- INSTRUCTIONS TO FOLLOW -
In the listing below, find every line with the string "看作单位" and pull it out.

- THE INPUT -
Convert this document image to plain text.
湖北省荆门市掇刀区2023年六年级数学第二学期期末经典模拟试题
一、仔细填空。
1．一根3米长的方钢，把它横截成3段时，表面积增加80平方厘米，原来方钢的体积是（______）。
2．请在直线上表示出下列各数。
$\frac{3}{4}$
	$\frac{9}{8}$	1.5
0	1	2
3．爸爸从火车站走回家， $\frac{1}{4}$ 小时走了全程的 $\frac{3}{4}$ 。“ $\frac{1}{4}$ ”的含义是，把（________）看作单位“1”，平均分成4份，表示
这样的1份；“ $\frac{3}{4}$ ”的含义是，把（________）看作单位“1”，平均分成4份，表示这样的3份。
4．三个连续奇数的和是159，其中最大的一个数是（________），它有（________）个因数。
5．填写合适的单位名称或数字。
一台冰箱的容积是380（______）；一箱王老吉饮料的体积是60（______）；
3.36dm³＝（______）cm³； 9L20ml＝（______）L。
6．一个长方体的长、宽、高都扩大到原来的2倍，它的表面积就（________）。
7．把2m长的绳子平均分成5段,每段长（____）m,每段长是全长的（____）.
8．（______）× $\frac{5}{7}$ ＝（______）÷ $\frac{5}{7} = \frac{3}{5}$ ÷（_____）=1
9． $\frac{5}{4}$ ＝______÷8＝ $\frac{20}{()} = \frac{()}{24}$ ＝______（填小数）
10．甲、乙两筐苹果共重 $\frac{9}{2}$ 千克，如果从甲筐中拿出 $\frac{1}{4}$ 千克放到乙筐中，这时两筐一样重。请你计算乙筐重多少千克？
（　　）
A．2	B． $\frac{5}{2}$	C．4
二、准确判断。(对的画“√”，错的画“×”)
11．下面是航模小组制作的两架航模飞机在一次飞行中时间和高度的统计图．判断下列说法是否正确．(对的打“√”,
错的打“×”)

--

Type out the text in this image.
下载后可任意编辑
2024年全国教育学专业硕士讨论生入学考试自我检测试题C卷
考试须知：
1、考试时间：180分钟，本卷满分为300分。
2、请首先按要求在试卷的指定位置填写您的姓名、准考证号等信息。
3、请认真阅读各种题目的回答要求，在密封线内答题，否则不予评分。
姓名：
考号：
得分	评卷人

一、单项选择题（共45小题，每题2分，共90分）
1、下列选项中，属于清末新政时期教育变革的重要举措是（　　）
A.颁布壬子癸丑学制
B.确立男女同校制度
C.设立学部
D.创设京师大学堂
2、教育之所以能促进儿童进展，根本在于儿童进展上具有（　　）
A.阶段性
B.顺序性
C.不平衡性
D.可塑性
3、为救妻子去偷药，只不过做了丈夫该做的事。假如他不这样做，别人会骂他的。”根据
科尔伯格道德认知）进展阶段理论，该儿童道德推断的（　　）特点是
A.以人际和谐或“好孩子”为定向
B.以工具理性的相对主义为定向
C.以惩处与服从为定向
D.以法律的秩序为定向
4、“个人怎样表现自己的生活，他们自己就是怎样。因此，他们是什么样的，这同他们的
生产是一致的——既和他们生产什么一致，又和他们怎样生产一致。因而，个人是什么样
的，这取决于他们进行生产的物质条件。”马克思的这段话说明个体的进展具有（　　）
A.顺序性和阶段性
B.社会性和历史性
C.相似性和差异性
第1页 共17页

==

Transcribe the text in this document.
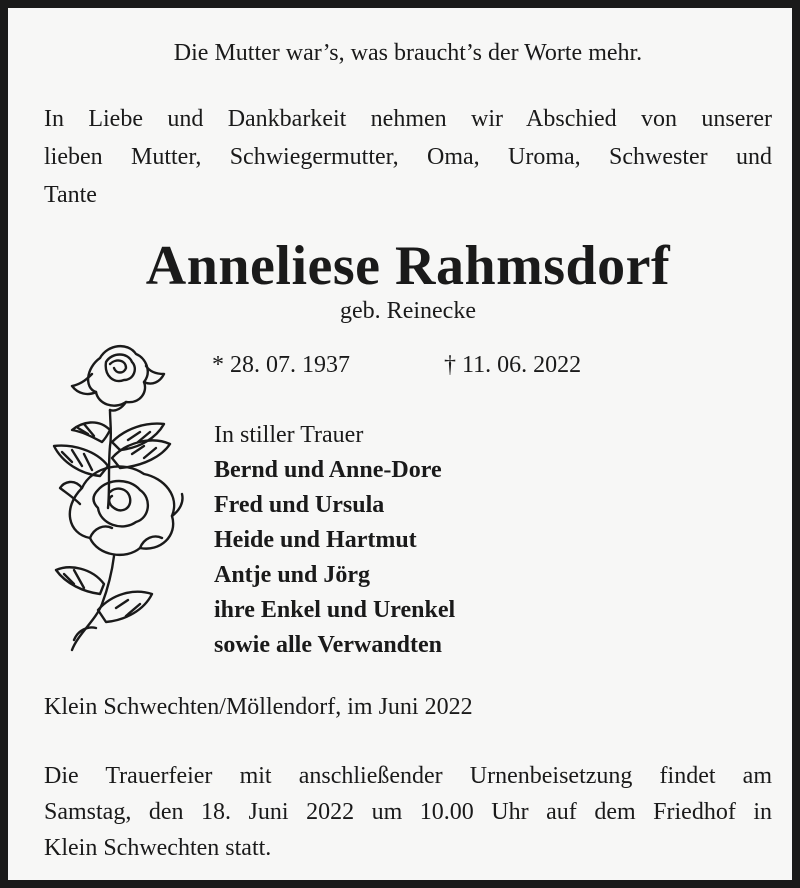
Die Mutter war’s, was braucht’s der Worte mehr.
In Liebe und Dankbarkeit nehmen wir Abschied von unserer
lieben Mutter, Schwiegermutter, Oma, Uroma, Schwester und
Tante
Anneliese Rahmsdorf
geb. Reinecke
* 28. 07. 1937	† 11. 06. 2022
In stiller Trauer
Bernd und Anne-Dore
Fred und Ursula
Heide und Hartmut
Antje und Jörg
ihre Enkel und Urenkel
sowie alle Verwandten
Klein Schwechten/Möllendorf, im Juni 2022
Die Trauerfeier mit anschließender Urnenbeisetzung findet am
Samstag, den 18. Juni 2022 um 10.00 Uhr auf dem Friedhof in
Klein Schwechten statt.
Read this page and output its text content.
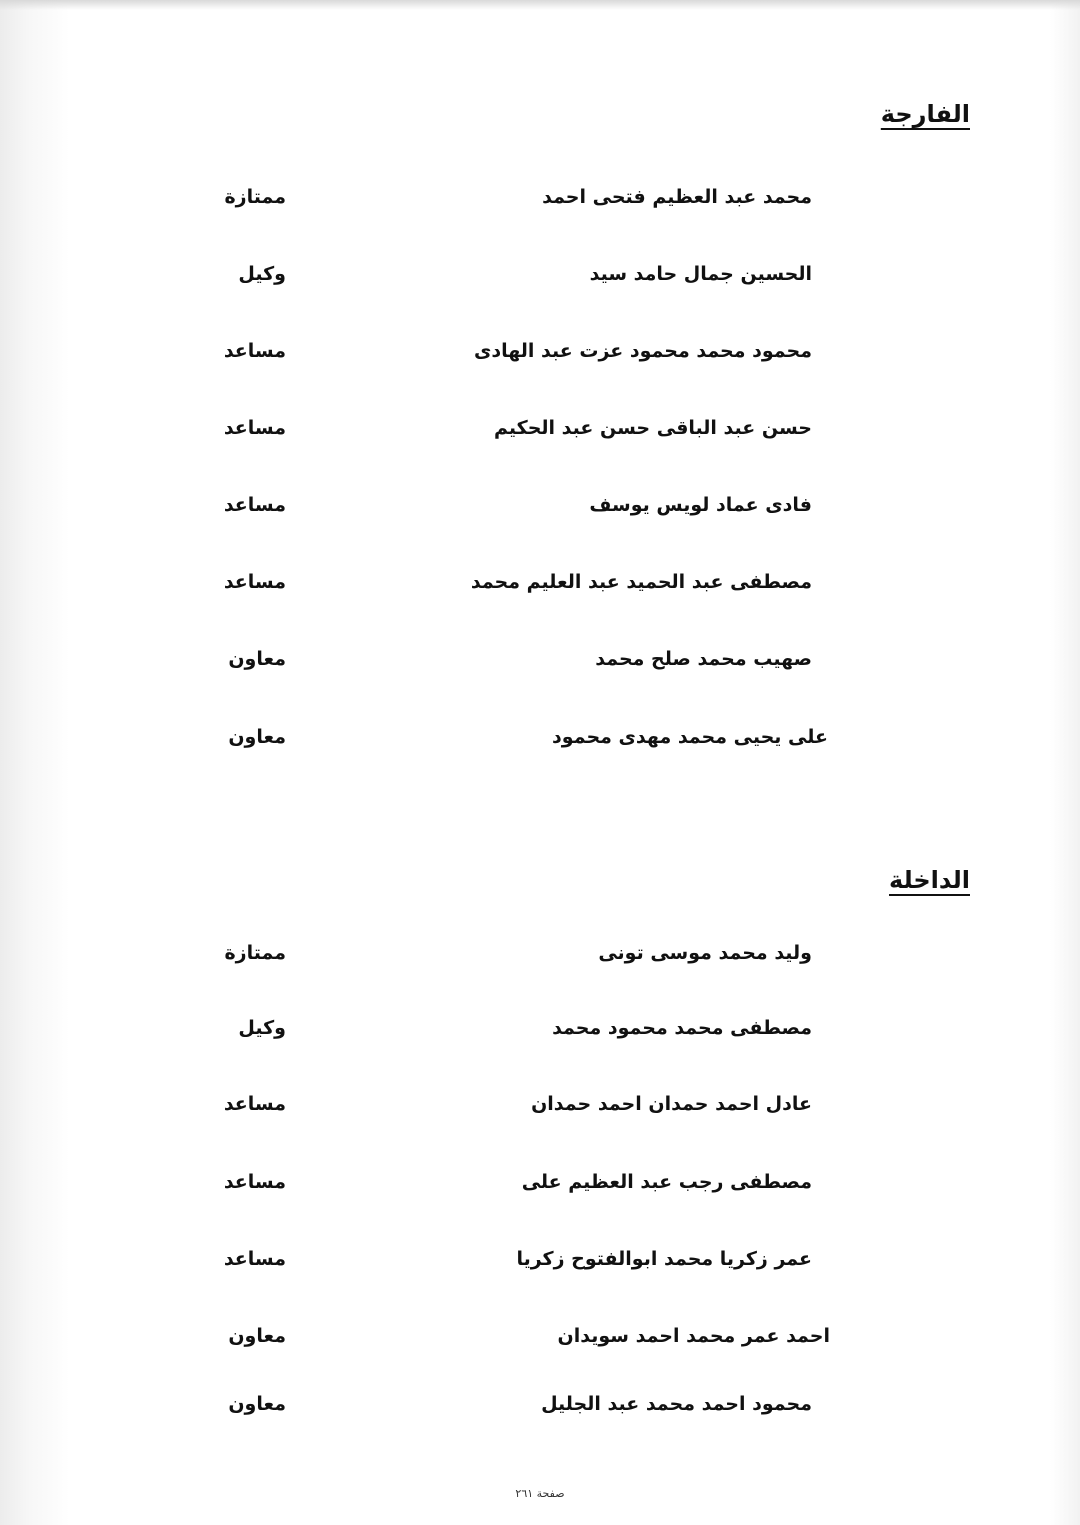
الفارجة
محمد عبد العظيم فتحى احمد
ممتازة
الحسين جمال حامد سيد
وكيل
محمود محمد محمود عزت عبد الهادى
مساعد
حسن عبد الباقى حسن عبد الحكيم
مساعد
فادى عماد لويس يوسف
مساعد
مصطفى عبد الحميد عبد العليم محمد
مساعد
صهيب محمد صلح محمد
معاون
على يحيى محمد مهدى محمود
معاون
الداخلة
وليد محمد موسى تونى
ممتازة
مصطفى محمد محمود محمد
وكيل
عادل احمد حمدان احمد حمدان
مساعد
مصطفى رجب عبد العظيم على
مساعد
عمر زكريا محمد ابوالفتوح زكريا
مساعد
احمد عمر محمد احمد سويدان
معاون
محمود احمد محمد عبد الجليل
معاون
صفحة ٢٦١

- SOLUTION TO THIS PROBLEM -
3．爸爸从火车站走回家， $\frac{1}{4}$ 小时走了全程的 $\frac{3}{4}$ 。“ $\frac{1}{4}$ ”的含义是，把（________）看作单位“1”，平均分成4份，表示
这样的1份；“ $\frac{3}{4}$ ”的含义是，把（________）看作单位“1”，平均分成4份，表示这样的3份。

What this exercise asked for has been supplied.